— What is expected —
Include in the output the line containing "Serialize everything readable" and each subsequent line of the records, through the end, transcribed exactly. Add nothing else.

— Stored entries —
########################################
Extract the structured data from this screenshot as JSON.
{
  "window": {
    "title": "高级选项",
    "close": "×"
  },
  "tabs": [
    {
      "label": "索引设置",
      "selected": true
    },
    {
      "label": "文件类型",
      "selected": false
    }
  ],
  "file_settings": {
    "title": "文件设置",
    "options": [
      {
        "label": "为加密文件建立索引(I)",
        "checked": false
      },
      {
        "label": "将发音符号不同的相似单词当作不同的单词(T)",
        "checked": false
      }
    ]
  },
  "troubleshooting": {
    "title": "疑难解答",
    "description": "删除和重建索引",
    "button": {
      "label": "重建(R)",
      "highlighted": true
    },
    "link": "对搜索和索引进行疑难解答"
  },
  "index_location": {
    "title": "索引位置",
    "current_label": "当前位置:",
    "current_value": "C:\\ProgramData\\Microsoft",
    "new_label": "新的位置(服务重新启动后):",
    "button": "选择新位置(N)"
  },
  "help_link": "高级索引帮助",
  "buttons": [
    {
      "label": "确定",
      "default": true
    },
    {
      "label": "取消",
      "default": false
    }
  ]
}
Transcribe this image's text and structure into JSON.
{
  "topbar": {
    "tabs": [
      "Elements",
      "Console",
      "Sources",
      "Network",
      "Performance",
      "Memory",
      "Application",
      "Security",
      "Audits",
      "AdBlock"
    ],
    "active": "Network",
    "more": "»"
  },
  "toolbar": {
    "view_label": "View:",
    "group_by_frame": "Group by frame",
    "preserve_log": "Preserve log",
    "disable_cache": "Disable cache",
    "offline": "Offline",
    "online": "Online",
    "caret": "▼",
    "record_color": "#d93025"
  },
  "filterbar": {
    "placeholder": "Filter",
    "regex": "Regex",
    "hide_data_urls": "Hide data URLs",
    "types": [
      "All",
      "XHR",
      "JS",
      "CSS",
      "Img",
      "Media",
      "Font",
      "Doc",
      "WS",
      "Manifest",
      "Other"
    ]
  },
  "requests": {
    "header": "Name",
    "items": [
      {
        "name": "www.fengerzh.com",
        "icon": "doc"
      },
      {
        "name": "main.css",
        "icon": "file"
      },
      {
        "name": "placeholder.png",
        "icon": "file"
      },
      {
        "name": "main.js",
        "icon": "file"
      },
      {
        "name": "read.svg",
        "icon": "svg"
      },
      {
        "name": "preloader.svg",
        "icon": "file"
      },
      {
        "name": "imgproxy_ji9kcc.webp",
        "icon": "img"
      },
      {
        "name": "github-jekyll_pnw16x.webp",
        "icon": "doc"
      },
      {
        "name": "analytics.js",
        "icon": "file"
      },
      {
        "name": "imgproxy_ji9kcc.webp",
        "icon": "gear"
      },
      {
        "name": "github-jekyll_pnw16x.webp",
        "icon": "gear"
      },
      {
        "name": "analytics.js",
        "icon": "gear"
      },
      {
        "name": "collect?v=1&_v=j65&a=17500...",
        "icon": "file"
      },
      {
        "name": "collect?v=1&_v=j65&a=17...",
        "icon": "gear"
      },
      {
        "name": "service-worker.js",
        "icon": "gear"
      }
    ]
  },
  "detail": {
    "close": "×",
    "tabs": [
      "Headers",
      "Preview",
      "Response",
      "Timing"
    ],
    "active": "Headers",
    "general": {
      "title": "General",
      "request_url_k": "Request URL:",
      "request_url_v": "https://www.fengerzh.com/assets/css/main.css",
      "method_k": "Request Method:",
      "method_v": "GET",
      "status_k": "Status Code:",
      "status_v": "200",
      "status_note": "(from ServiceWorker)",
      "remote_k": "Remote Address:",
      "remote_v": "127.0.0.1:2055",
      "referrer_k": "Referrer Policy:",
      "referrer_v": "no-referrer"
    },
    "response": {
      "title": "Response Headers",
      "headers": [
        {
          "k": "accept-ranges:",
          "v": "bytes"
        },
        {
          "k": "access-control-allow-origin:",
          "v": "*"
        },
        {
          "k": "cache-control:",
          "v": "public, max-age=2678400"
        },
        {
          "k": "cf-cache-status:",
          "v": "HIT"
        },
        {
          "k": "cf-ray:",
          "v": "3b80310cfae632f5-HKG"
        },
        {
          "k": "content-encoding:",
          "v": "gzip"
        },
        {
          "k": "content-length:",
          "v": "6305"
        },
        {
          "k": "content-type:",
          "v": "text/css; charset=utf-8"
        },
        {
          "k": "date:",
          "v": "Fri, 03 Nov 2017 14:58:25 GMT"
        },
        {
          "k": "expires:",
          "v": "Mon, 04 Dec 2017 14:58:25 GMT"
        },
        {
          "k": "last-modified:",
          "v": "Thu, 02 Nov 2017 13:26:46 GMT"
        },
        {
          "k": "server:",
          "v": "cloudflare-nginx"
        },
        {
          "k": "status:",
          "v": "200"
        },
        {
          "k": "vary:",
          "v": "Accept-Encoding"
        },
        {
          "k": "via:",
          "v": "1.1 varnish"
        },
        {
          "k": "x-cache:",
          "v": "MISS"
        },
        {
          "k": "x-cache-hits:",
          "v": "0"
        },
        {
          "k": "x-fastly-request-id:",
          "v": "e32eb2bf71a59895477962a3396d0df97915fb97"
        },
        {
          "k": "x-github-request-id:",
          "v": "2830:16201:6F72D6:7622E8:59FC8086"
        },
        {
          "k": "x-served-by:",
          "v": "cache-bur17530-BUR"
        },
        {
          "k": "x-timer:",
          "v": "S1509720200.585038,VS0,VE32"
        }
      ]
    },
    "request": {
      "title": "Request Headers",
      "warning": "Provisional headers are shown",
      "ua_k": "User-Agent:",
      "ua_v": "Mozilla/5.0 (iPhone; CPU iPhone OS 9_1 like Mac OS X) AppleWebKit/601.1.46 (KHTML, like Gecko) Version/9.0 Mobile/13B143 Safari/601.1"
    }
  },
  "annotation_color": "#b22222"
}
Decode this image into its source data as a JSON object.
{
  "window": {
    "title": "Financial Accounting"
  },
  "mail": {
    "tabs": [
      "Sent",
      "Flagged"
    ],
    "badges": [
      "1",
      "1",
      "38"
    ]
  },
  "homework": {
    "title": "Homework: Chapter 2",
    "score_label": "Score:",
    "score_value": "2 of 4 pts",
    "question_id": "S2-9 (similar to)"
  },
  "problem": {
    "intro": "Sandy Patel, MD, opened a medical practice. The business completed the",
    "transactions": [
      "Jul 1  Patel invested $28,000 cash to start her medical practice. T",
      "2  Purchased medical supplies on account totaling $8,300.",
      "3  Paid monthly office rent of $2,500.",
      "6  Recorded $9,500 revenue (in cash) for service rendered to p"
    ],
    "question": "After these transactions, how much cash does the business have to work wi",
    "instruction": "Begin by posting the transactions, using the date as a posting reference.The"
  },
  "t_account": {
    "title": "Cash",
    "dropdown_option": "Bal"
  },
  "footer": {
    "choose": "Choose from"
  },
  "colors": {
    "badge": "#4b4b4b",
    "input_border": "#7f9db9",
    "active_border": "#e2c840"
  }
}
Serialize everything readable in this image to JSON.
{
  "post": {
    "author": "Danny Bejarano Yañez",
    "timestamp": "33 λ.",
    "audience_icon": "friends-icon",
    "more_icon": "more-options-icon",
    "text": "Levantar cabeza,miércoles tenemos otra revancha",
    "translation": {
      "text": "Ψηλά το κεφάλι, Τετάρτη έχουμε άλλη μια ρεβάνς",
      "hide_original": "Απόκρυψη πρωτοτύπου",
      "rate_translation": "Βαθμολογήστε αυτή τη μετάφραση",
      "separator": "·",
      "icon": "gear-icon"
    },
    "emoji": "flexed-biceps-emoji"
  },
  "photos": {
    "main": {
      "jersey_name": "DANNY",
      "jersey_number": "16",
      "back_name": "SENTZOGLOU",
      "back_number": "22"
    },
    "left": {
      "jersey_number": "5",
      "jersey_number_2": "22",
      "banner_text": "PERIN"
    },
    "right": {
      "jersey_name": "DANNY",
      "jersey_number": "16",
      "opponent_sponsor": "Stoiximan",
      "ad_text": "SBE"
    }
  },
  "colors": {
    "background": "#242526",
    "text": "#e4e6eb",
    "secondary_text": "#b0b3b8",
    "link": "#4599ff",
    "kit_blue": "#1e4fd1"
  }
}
########################################
— Response —
Serialize everything readable in this image to JSON.
{
  "post": {
    "author": "Danny Bejarano Yañez",
    "timestamp": "33 λ.",
    "audience_icon": "friends-icon",
    "more_icon": "more-options-icon",
    "text": "Levantar cabeza,miércoles tenemos otra revancha",
    "translation": {
      "text": "Ψηλά το κεφάλι, Τετάρτη έχουμε άλλη μια ρεβάνς",
      "hide_original": "Απόκρυψη πρωτοτύπου",
      "rate_translation": "Βαθμολογήστε αυτή τη μετάφραση",
      "separator": "·",
      "icon": "gear-icon"
    },
    "emoji": "flexed-biceps-emoji"
  },
  "photos": {
    "main": {
      "jersey_name": "DANNY",
      "jersey_number": "16",
      "back_name": "SENTZOGLOU",
      "back_number": "22"
    },
    "left": {
      "jersey_number": "5",
      "jersey_number_2": "22",
      "banner_text": "PERIN"
    },
    "right": {
      "jersey_name": "DANNY",
      "jersey_number": "16",
      "opponent_sponsor": "Stoiximan",
      "ad_text": "SBE"
    }
  },
  "colors": {
    "background": "#242526",
    "text": "#e4e6eb",
    "secondary_text": "#b0b3b8",
    "link": "#4599ff",
    "kit_blue": "#1e4fd1"
  }
}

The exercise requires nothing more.